* [INSTRUCTION 1] In the comments on capitalism, what subject was assigned to high school debate in the early 1960's?
====== EXCERPTED PASSAGE
As you point out, Marie, the social compact, such as it was, was temporary, and merely papered over the capitalism's fundamentally rapacious nature.
In 1944 the ravages of the social unrest of the Great Depression had brought some business leaders up short and encouraged some long-overdue navel- gazing, but as you say, the tension between capitalism's urges and the obvious social needs it would prefer to ignore--in 1944, winning a world-spanning war primary among them-- of the time remained.
Between WWII's end and the Powell memo, one big thing had changed. For the twenty years or so following the war, America was the world's unquestioned and unrivaled economic power. By the late sixties, America's pre-eminent place in the world, economically and politically, was in question, so it was natural for businesses, which had been doing just fine by sinking their roots ever deeper into American soil, began to look elsewhere. Besides, the Depression that brought capitalism into question and the War that engendered all that patriotism were so long ago.
I remember free trade was the subject assigned to high school debate in the early 1960's. Looking back on it, I'd link the unmooring of American capitalism to the country of its origin to that time, because American business was already going global, a process that accelerated over the next half century, until most businesses everywhere are truly international, not tied closely to any one country and the fate of its citizens, and is therefore free to do whatever it must do to make as much money as possible, regardless of social consequence.
If capitalism, private or state-run, can't act as a responsible citizen of even one country, how can we expect it to operate in a way that will benefit an entire world?
The idea of capitalism as world citizen is a bad joke.
Capitalism just doesn't care.
Today's corporations (who aren't "people" BTW, looking at you little Rmoney) have lost any sense of responsibility to local community development, unless it's to slap a few gold-plated inauguration plates on the local swimming hole or a library in attempts to rewrite their vulture legacy.
The Powell Memo has ultimately led to the deep corporate ethos of, above all, Maximizing Shareholder Happiness. It's the fentanyl of the investor class. Once they get a little they need some more, regardless of company performance. These endless demands of dopamine hits have come at the detriment of workers who get bypassed by their overlords who convert their increased production into ever more shareholder payouts. Then the rich buy empty suits to skirt their taxes.
The government loses revenue through corporate extortion, then through the rich evading taxes. Seeing red balance sheets, governments move to eliminate social programs and squeeze the ordinary citizen. You see the anger and desperation on the streets of Paris these days? Voilà the source.
Depressing as it is, I'm starting to see Donald as the perfect symbolic culmination of American culture's glorification of the Businessman (yes, masculine). The other day with the Jimmy Kimmel video revealing the idiocracy we live in (claiming Trump wanted to send the Statue of Liberty back to France), one of the younger dimwits completely overlooked any moral or historical meaning of this act, and analyzed it down to dollars. Would it make business sense? Could we make money off of it? Break even?
============
====== PROVIDED ENTRIES
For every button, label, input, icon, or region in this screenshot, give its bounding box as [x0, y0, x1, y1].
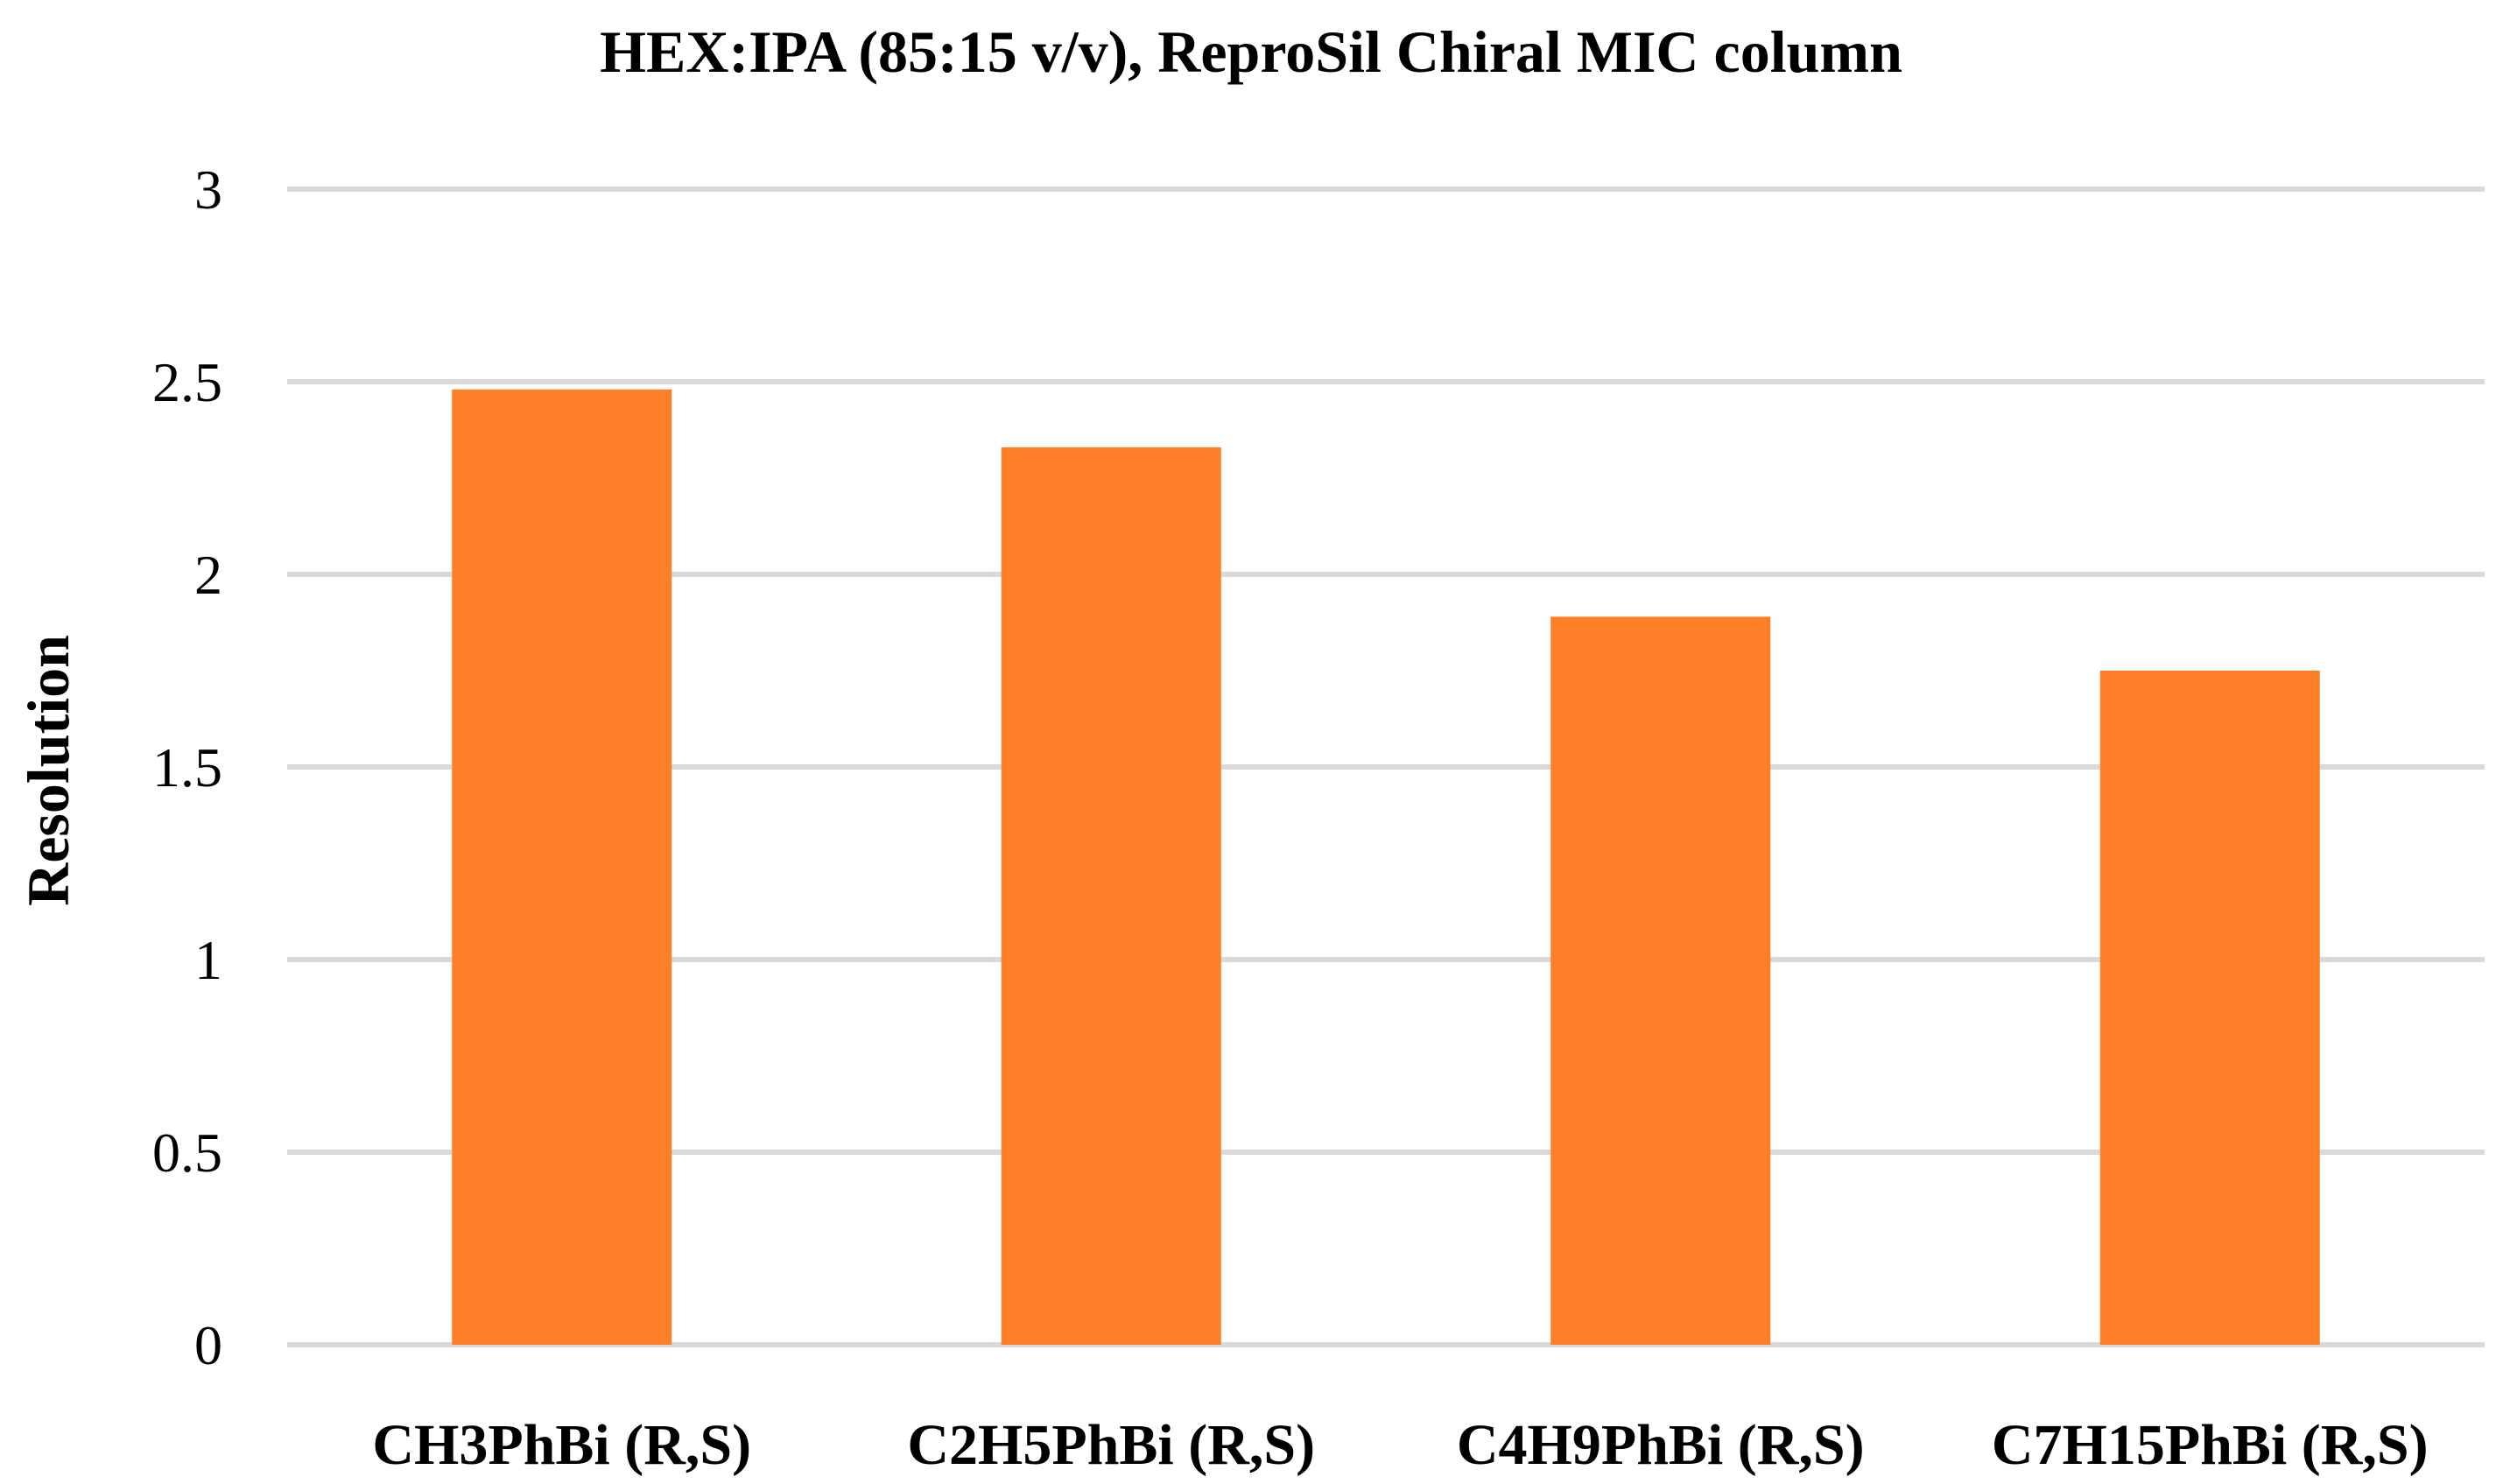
y-tick-label: 3 [194, 158, 222, 221]
x-tick-label: C4H9PhBi (R,S) [1457, 1413, 1865, 1477]
bar-3 [1550, 616, 1771, 1345]
x-tick-label: C7H15PhBi (R,S) [1992, 1413, 2429, 1477]
bar-4 [2099, 671, 2320, 1345]
y-tick-label: 0 [194, 1314, 222, 1376]
y-axis-label: Resolution [15, 635, 81, 906]
bar-2 [1001, 447, 1221, 1345]
bars [452, 389, 2320, 1345]
y-tick-label: 2.5 [152, 351, 222, 413]
bar-1 [452, 389, 672, 1345]
y-axis-ticks: 0 0.5 1 1.5 2 2.5 3 [152, 158, 222, 1376]
x-tick-label: C2H5PhBi (R,S) [907, 1413, 1315, 1477]
y-tick-label: 1.5 [152, 736, 222, 798]
chart-title: HEX:IPA (85:15 v/v), ReproSil Chiral MIC… [600, 18, 1902, 85]
x-tick-label: CH3PhBi (R,S) [372, 1413, 751, 1477]
y-tick-label: 1 [194, 929, 222, 991]
x-axis-ticks: CH3PhBi (R,S) C2H5PhBi (R,S) C4H9PhBi (R,S… [372, 1413, 2428, 1477]
y-tick-label: 0.5 [152, 1122, 222, 1184]
y-tick-label: 2 [194, 544, 222, 606]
============
* [INSTRUCTION 2] In the records, substitute "category-label" for "x-tick-label" throughout the part that opens with the line containing "y-tick-label: 3 [194, 158, 222, 221]" and closes with the line containing "y-tick-label: 1 [194, 929, 222, 991]", leaving everything else unchanged. Return only those lines.

* [TASK OUTPUT 1] Free trade.

* [TASK OUTPUT 2]
y-tick-label: 3 [194, 158, 222, 221]
category-label: C4H9PhBi (R,S) [1457, 1413, 1865, 1477]
bar-3 [1550, 616, 1771, 1345]
category-label: C7H15PhBi (R,S) [1992, 1413, 2429, 1477]
bar-4 [2099, 671, 2320, 1345]
y-tick-label: 0 [194, 1314, 222, 1376]
y-axis-label: Resolution [15, 635, 81, 906]
bar-2 [1001, 447, 1221, 1345]
bars [452, 389, 2320, 1345]
y-tick-label: 2.5 [152, 351, 222, 413]
bar-1 [452, 389, 672, 1345]
y-axis-ticks: 0 0.5 1 1.5 2 2.5 3 [152, 158, 222, 1376]
category-label: C2H5PhBi (R,S) [907, 1413, 1315, 1477]
y-tick-label: 1.5 [152, 736, 222, 798]
chart-title: HEX:IPA (85:15 v/v), ReproSil Chiral MIC… [600, 18, 1902, 85]
category-label: CH3PhBi (R,S) [372, 1413, 751, 1477]
y-tick-label: 1 [194, 929, 222, 991]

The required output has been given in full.